-- WHAT IS BEING ASKED --
Copy out all the entries exactly.

[GIVEN DATA start]

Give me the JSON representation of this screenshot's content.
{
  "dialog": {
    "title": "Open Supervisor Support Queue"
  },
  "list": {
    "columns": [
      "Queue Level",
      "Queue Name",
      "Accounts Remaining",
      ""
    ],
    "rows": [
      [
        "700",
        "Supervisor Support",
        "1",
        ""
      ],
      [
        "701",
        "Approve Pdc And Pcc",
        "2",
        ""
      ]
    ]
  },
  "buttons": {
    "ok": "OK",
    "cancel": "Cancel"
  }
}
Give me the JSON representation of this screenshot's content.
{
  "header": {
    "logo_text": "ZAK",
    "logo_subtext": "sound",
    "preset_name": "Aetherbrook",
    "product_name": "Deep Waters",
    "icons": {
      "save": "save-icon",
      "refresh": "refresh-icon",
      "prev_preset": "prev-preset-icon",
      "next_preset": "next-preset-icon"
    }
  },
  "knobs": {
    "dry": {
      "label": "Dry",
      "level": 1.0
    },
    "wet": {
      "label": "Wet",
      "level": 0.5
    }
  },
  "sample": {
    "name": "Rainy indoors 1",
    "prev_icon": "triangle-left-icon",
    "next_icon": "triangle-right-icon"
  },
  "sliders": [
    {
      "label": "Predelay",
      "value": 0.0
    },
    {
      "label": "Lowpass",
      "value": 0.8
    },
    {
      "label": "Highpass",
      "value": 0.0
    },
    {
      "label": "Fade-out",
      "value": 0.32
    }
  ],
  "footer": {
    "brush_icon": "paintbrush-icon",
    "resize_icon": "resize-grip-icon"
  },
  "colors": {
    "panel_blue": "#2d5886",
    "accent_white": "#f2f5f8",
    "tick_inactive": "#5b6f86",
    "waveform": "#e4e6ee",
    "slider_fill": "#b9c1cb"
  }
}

[GIVEN DATA end]

-- RESPONSE BELOW --
Give me the JSON representation of this screenshot's content.
{
  "dialog": {
    "title": "Open Supervisor Support Queue"
  },
  "list": {
    "columns": [
      "Queue Level",
      "Queue Name",
      "Accounts Remaining",
      ""
    ],
    "rows": [
      [
        "700",
        "Supervisor Support",
        "1",
        ""
      ],
      [
        "701",
        "Approve Pdc And Pcc",
        "2",
        ""
      ]
    ]
  },
  "buttons": {
    "ok": "OK",
    "cancel": "Cancel"
  }
}
Give me the JSON representation of this screenshot's content.
{
  "header": {
    "logo_text": "ZAK",
    "logo_subtext": "sound",
    "preset_name": "Aetherbrook",
    "product_name": "Deep Waters",
    "icons": {
      "save": "save-icon",
      "refresh": "refresh-icon",
      "prev_preset": "prev-preset-icon",
      "next_preset": "next-preset-icon"
    }
  },
  "knobs": {
    "dry": {
      "label": "Dry",
      "level": 1.0
    },
    "wet": {
      "label": "Wet",
      "level": 0.5
    }
  },
  "sample": {
    "name": "Rainy indoors 1",
    "prev_icon": "triangle-left-icon",
    "next_icon": "triangle-right-icon"
  },
  "sliders": [
    {
      "label": "Predelay",
      "value": 0.0
    },
    {
      "label": "Lowpass",
      "value": 0.8
    },
    {
      "label": "Highpass",
      "value": 0.0
    },
    {
      "label": "Fade-out",
      "value": 0.32
    }
  ],
  "footer": {
    "brush_icon": "paintbrush-icon",
    "resize_icon": "resize-grip-icon"
  },
  "colors": {
    "panel_blue": "#2d5886",
    "accent_white": "#f2f5f8",
    "tick_inactive": "#5b6f86",
    "waveform": "#e4e6ee",
    "slider_fill": "#b9c1cb"
  }
}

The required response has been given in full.